• [Records for the task]:
-- START --

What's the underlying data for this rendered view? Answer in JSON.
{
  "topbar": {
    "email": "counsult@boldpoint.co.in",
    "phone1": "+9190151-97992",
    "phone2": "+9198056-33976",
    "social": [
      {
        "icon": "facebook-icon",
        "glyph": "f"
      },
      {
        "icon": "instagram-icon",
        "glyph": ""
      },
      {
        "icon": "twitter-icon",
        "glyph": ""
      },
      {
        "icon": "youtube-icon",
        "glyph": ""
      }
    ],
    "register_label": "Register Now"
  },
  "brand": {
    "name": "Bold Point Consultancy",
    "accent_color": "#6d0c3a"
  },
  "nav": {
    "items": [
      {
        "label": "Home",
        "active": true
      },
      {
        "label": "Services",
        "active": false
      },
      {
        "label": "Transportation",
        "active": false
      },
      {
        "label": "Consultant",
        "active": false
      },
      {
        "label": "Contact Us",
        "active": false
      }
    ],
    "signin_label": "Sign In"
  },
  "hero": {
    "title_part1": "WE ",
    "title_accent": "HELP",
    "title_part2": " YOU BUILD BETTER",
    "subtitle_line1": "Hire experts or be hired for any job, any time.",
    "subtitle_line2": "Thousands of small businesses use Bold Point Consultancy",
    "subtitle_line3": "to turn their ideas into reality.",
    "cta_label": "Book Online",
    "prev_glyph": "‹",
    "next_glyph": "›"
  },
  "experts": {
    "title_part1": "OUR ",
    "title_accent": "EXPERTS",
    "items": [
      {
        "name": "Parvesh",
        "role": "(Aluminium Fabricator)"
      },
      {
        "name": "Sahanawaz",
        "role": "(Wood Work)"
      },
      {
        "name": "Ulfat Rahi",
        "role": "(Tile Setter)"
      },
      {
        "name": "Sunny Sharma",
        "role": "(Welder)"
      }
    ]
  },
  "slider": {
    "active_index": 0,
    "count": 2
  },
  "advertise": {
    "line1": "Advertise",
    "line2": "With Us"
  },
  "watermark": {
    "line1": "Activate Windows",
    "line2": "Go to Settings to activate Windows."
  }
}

-- END --

• [Directions for this task]:
Reproduce the listing above word for word.

• [Full output]:
What's the underlying data for this rendered view? Answer in JSON.
{
  "topbar": {
    "email": "counsult@boldpoint.co.in",
    "phone1": "+9190151-97992",
    "phone2": "+9198056-33976",
    "social": [
      {
        "icon": "facebook-icon",
        "glyph": "f"
      },
      {
        "icon": "instagram-icon",
        "glyph": ""
      },
      {
        "icon": "twitter-icon",
        "glyph": ""
      },
      {
        "icon": "youtube-icon",
        "glyph": ""
      }
    ],
    "register_label": "Register Now"
  },
  "brand": {
    "name": "Bold Point Consultancy",
    "accent_color": "#6d0c3a"
  },
  "nav": {
    "items": [
      {
        "label": "Home",
        "active": true
      },
      {
        "label": "Services",
        "active": false
      },
      {
        "label": "Transportation",
        "active": false
      },
      {
        "label": "Consultant",
        "active": false
      },
      {
        "label": "Contact Us",
        "active": false
      }
    ],
    "signin_label": "Sign In"
  },
  "hero": {
    "title_part1": "WE ",
    "title_accent": "HELP",
    "title_part2": " YOU BUILD BETTER",
    "subtitle_line1": "Hire experts or be hired for any job, any time.",
    "subtitle_line2": "Thousands of small businesses use Bold Point Consultancy",
    "subtitle_line3": "to turn their ideas into reality.",
    "cta_label": "Book Online",
    "prev_glyph": "‹",
    "next_glyph": "›"
  },
  "experts": {
    "title_part1": "OUR ",
    "title_accent": "EXPERTS",
    "items": [
      {
        "name": "Parvesh",
        "role": "(Aluminium Fabricator)"
      },
      {
        "name": "Sahanawaz",
        "role": "(Wood Work)"
      },
      {
        "name": "Ulfat Rahi",
        "role": "(Tile Setter)"
      },
      {
        "name": "Sunny Sharma",
        "role": "(Welder)"
      }
    ]
  },
  "slider": {
    "active_index": 0,
    "count": 2
  },
  "advertise": {
    "line1": "Advertise",
    "line2": "With Us"
  },
  "watermark": {
    "line1": "Activate Windows",
    "line2": "Go to Settings to activate Windows."
  }
}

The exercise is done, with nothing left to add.